◆ Task ◆
Search the material for the string "CHAPTER" and copy each line where it occurs.

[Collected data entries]
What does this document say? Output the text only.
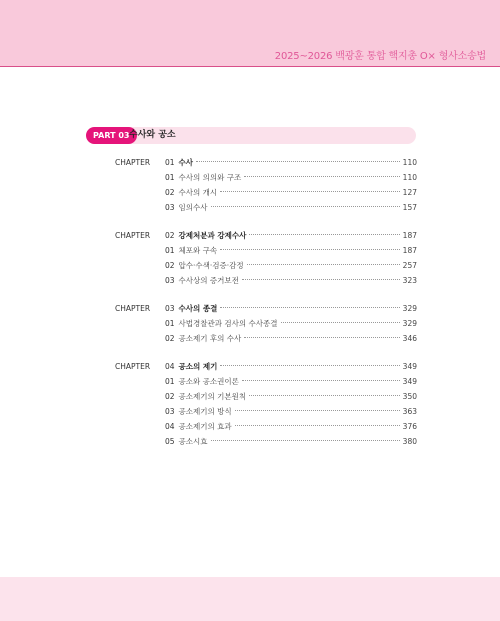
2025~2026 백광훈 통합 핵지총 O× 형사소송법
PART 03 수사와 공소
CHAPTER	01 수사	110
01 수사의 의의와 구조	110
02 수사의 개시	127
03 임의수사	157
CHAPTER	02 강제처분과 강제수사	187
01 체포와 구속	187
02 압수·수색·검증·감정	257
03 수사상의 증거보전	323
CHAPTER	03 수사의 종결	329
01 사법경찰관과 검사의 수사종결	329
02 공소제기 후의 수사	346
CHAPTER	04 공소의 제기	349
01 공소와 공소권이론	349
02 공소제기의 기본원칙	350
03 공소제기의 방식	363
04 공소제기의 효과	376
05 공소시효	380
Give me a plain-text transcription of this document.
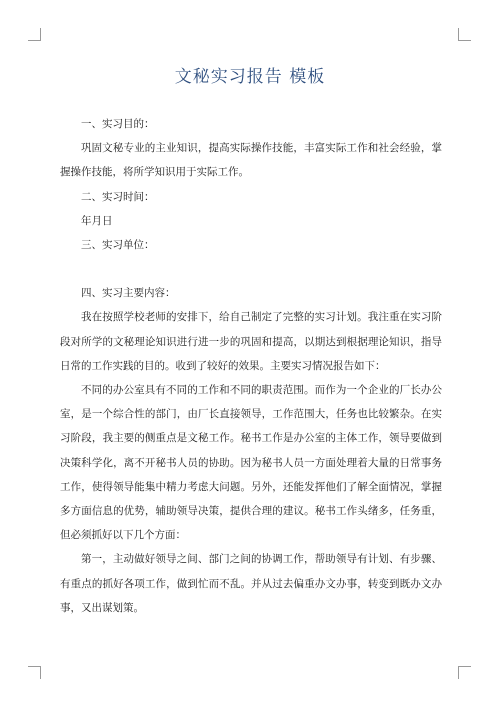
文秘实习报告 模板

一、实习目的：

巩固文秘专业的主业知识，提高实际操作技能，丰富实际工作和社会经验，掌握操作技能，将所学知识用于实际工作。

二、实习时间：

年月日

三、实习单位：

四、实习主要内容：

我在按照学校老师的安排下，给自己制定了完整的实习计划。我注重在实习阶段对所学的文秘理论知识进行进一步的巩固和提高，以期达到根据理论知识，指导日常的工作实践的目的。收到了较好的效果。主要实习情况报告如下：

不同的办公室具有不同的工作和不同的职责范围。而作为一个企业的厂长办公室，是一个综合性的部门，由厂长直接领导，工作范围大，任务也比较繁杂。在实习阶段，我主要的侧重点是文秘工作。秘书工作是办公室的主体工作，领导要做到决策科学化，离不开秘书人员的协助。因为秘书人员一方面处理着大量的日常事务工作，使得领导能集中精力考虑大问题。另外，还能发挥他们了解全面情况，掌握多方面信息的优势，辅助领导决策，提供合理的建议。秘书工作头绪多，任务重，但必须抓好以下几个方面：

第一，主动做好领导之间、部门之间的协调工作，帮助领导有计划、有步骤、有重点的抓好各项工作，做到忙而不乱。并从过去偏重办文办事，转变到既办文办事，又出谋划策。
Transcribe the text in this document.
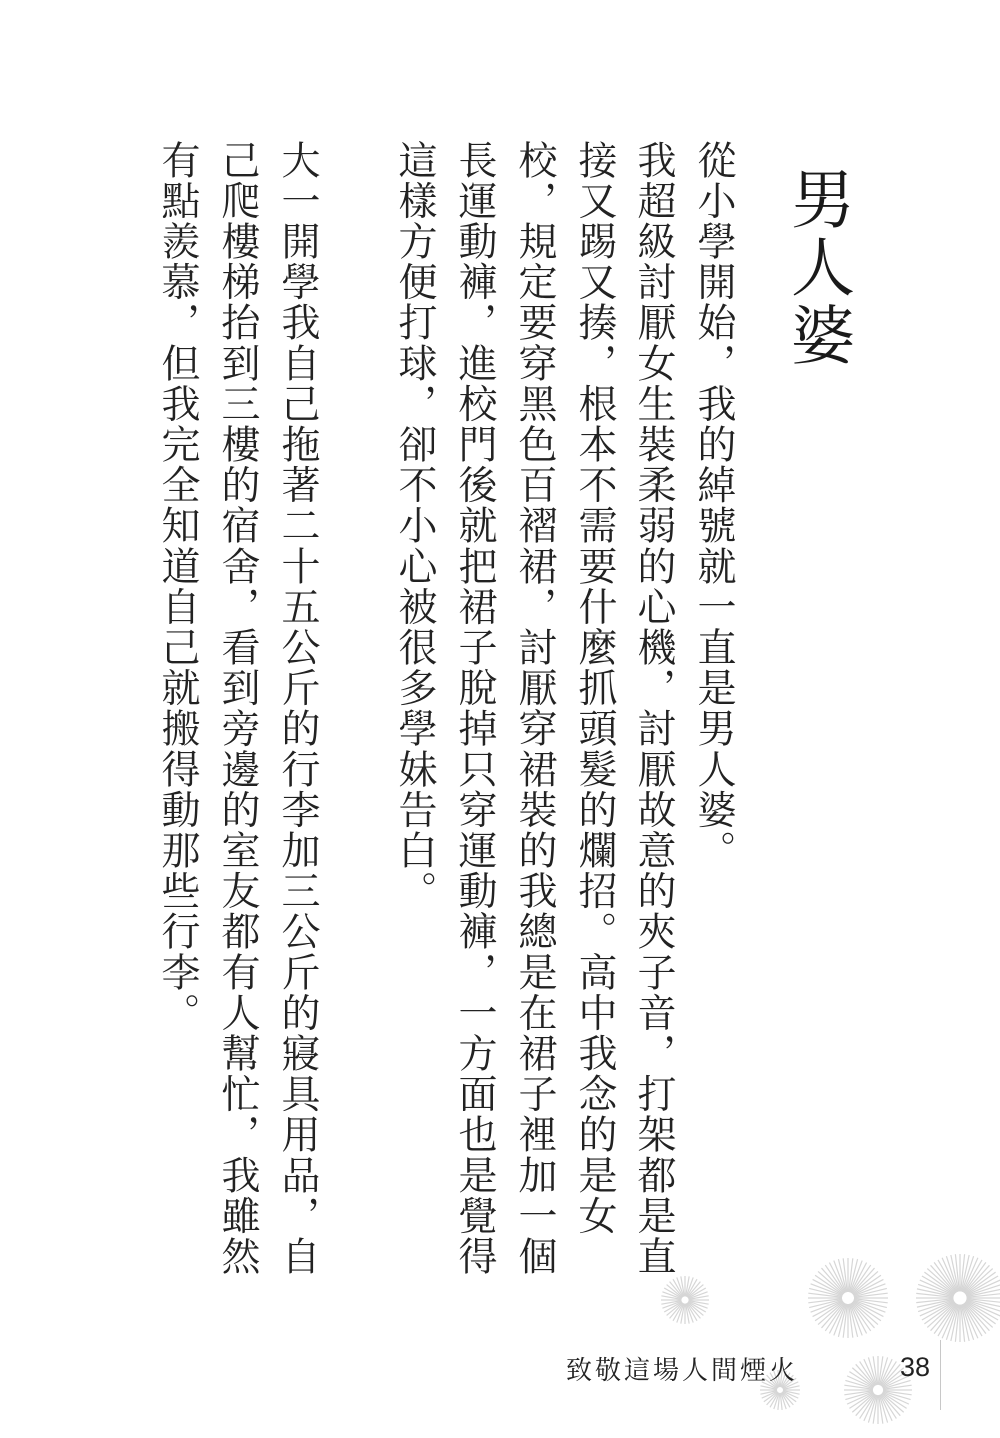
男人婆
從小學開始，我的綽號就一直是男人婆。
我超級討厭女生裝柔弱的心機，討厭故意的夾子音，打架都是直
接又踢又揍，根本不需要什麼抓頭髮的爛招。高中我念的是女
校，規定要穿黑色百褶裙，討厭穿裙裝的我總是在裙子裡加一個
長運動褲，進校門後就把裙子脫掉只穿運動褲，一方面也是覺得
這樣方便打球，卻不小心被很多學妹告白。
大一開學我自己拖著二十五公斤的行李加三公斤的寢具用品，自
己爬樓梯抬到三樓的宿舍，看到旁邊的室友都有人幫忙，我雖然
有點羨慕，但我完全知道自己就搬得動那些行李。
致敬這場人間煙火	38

◆ Exercise solution ◆
CHAPTER	01 수사	110
CHAPTER	02 강제처분과 강제수사	187
CHAPTER	03 수사의 종결	329
CHAPTER	04 공소의 제기	349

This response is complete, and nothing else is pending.